Problem to work on
Extract and list every line that contains the word "Journée".

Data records
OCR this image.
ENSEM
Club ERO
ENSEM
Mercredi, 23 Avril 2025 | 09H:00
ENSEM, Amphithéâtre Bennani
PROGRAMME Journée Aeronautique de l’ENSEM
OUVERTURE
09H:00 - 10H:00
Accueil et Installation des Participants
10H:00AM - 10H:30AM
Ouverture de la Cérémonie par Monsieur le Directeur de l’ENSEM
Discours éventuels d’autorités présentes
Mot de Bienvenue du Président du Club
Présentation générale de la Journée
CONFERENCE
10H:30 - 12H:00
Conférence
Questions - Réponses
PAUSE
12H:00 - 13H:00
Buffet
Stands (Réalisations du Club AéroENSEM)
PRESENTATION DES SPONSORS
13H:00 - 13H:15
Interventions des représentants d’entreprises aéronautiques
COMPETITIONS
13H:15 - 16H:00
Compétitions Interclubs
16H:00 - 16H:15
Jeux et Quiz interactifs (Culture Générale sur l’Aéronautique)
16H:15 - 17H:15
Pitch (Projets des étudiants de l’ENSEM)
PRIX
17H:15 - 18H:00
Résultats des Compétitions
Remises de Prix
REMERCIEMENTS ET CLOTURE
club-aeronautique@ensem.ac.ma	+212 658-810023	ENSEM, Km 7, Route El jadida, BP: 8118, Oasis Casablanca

Solved problem
PROGRAMME Journée Aeronautique de l’ENSEM
Présentation générale de la Journée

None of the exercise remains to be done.